What this task involves =
Copy every line of the entries that includes the word "Phasellus".

Material provided =
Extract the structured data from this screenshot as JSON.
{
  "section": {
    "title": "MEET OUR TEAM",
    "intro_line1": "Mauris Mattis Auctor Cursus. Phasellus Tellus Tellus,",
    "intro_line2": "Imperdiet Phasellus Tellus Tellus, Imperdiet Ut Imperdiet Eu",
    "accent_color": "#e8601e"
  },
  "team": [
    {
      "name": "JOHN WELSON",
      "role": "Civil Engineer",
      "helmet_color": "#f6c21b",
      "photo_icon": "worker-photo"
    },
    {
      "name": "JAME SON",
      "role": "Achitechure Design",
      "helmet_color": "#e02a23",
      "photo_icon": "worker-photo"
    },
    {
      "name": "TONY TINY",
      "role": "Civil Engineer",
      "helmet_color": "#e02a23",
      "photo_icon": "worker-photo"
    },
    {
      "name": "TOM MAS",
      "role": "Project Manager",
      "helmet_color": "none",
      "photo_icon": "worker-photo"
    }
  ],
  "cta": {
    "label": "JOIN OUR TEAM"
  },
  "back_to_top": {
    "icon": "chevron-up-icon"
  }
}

Response to this exercise =
    "intro_line1": "Mauris Mattis Auctor Cursus. Phasellus Tellus Tellus,",
    "intro_line2": "Imperdiet Phasellus Tellus Tellus, Imperdiet Ut Imperdiet Eu",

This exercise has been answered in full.